### WORK TO DO
Copy out every line of the data below, character for character, keeping the original order.

### PROVIDED ENTRIES
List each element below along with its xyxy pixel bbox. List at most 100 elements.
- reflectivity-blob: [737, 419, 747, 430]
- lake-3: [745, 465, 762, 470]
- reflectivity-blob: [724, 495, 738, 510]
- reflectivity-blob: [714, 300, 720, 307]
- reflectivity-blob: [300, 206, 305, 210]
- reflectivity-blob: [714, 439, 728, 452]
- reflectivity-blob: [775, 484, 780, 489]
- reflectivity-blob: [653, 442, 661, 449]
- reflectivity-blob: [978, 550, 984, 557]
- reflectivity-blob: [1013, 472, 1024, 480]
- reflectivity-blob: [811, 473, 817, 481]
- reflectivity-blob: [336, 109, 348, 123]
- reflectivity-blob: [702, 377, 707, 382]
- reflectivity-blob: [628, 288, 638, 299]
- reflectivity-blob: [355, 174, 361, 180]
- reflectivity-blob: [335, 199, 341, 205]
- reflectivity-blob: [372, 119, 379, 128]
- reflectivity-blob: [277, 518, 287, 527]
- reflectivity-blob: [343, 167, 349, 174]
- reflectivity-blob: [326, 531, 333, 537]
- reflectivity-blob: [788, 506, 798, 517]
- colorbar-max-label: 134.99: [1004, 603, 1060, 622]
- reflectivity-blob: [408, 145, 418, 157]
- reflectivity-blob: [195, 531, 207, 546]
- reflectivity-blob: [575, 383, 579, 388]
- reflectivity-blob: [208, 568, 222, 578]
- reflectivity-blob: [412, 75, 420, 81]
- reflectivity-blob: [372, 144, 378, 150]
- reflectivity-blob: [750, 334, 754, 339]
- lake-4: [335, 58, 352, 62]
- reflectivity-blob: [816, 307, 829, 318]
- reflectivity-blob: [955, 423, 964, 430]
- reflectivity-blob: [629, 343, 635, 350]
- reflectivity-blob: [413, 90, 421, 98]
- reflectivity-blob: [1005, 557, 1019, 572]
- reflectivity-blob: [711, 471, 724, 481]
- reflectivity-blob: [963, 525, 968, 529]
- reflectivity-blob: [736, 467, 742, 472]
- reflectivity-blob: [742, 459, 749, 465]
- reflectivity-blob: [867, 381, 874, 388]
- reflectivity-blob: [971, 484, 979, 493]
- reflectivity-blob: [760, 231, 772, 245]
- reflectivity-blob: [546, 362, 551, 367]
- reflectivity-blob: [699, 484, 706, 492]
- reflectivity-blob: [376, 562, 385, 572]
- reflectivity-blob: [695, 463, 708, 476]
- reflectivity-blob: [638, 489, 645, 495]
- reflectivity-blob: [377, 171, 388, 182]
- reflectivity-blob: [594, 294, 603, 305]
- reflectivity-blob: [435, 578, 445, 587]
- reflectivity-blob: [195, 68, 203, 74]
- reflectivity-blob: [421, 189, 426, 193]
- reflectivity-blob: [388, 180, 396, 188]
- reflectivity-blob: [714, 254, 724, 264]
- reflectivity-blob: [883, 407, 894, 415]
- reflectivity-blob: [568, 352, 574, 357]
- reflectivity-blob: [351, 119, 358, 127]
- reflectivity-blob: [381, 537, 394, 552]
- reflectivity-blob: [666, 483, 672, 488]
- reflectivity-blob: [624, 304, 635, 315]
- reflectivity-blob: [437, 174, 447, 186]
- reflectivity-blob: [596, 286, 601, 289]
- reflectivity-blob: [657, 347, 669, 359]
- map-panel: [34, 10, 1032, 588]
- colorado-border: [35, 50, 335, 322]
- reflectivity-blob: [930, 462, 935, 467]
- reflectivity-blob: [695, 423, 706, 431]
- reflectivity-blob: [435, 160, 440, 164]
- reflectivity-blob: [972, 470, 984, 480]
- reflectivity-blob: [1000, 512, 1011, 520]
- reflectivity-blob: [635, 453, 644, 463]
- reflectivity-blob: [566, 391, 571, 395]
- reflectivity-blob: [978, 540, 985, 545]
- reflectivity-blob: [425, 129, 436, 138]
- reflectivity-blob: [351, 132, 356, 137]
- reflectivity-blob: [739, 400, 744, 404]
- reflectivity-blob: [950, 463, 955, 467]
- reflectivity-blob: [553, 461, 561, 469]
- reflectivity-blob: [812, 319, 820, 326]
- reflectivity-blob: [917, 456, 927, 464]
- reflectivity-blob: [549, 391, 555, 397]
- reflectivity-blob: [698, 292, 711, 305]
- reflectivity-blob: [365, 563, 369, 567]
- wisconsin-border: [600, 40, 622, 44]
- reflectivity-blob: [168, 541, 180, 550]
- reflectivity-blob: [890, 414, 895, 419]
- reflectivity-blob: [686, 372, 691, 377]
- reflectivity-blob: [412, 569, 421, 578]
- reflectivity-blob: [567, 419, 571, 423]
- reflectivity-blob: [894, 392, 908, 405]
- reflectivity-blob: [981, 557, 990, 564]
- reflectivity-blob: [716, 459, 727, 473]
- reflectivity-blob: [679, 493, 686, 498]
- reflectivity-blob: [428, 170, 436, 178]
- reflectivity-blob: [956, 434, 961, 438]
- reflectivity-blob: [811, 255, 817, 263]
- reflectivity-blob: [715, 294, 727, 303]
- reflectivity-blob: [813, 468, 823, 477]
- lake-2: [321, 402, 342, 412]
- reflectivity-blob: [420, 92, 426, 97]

### RESULT FOR THIS EXERCISE
List each element below along with its xyxy pixel bbox. List at most 100 elements.
- reflectivity-blob: [737, 419, 747, 430]
- lake-3: [745, 465, 762, 470]
- reflectivity-blob: [724, 495, 738, 510]
- reflectivity-blob: [714, 300, 720, 307]
- reflectivity-blob: [300, 206, 305, 210]
- reflectivity-blob: [714, 439, 728, 452]
- reflectivity-blob: [775, 484, 780, 489]
- reflectivity-blob: [653, 442, 661, 449]
- reflectivity-blob: [978, 550, 984, 557]
- reflectivity-blob: [1013, 472, 1024, 480]
- reflectivity-blob: [811, 473, 817, 481]
- reflectivity-blob: [336, 109, 348, 123]
- reflectivity-blob: [702, 377, 707, 382]
- reflectivity-blob: [628, 288, 638, 299]
- reflectivity-blob: [355, 174, 361, 180]
- reflectivity-blob: [335, 199, 341, 205]
- reflectivity-blob: [372, 119, 379, 128]
- reflectivity-blob: [277, 518, 287, 527]
- reflectivity-blob: [343, 167, 349, 174]
- reflectivity-blob: [326, 531, 333, 537]
- reflectivity-blob: [788, 506, 798, 517]
- colorbar-max-label: 134.99: [1004, 603, 1060, 622]
- reflectivity-blob: [408, 145, 418, 157]
- reflectivity-blob: [195, 531, 207, 546]
- reflectivity-blob: [575, 383, 579, 388]
- reflectivity-blob: [208, 568, 222, 578]
- reflectivity-blob: [412, 75, 420, 81]
- reflectivity-blob: [372, 144, 378, 150]
- reflectivity-blob: [750, 334, 754, 339]
- lake-4: [335, 58, 352, 62]
- reflectivity-blob: [816, 307, 829, 318]
- reflectivity-blob: [955, 423, 964, 430]
- reflectivity-blob: [629, 343, 635, 350]
- reflectivity-blob: [413, 90, 421, 98]
- reflectivity-blob: [1005, 557, 1019, 572]
- reflectivity-blob: [711, 471, 724, 481]
- reflectivity-blob: [963, 525, 968, 529]
- reflectivity-blob: [736, 467, 742, 472]
- reflectivity-blob: [742, 459, 749, 465]
- reflectivity-blob: [867, 381, 874, 388]
- reflectivity-blob: [971, 484, 979, 493]
- reflectivity-blob: [760, 231, 772, 245]
- reflectivity-blob: [546, 362, 551, 367]
- reflectivity-blob: [699, 484, 706, 492]
- reflectivity-blob: [376, 562, 385, 572]
- reflectivity-blob: [695, 463, 708, 476]
- reflectivity-blob: [638, 489, 645, 495]
- reflectivity-blob: [377, 171, 388, 182]
- reflectivity-blob: [594, 294, 603, 305]
- reflectivity-blob: [435, 578, 445, 587]
- reflectivity-blob: [195, 68, 203, 74]
- reflectivity-blob: [421, 189, 426, 193]
- reflectivity-blob: [388, 180, 396, 188]
- reflectivity-blob: [714, 254, 724, 264]
- reflectivity-blob: [883, 407, 894, 415]
- reflectivity-blob: [568, 352, 574, 357]
- reflectivity-blob: [351, 119, 358, 127]
- reflectivity-blob: [381, 537, 394, 552]
- reflectivity-blob: [666, 483, 672, 488]
- reflectivity-blob: [624, 304, 635, 315]
- reflectivity-blob: [437, 174, 447, 186]
- reflectivity-blob: [596, 286, 601, 289]
- reflectivity-blob: [657, 347, 669, 359]
- map-panel: [34, 10, 1032, 588]
- colorado-border: [35, 50, 335, 322]
- reflectivity-blob: [930, 462, 935, 467]
- reflectivity-blob: [695, 423, 706, 431]
- reflectivity-blob: [435, 160, 440, 164]
- reflectivity-blob: [972, 470, 984, 480]
- reflectivity-blob: [1000, 512, 1011, 520]
- reflectivity-blob: [635, 453, 644, 463]
- reflectivity-blob: [566, 391, 571, 395]
- reflectivity-blob: [978, 540, 985, 545]
- reflectivity-blob: [425, 129, 436, 138]
- reflectivity-blob: [351, 132, 356, 137]
- reflectivity-blob: [739, 400, 744, 404]
- reflectivity-blob: [950, 463, 955, 467]
- reflectivity-blob: [553, 461, 561, 469]
- reflectivity-blob: [812, 319, 820, 326]
- reflectivity-blob: [917, 456, 927, 464]
- reflectivity-blob: [549, 391, 555, 397]
- reflectivity-blob: [698, 292, 711, 305]
- reflectivity-blob: [365, 563, 369, 567]
- wisconsin-border: [600, 40, 622, 44]
- reflectivity-blob: [168, 541, 180, 550]
- reflectivity-blob: [890, 414, 895, 419]
- reflectivity-blob: [686, 372, 691, 377]
- reflectivity-blob: [412, 569, 421, 578]
- reflectivity-blob: [567, 419, 571, 423]
- reflectivity-blob: [894, 392, 908, 405]
- reflectivity-blob: [981, 557, 990, 564]
- reflectivity-blob: [716, 459, 727, 473]
- reflectivity-blob: [679, 493, 686, 498]
- reflectivity-blob: [428, 170, 436, 178]
- reflectivity-blob: [956, 434, 961, 438]
- reflectivity-blob: [811, 255, 817, 263]
- reflectivity-blob: [715, 294, 727, 303]
- reflectivity-blob: [813, 468, 823, 477]
- lake-2: [321, 402, 342, 412]
- reflectivity-blob: [420, 92, 426, 97]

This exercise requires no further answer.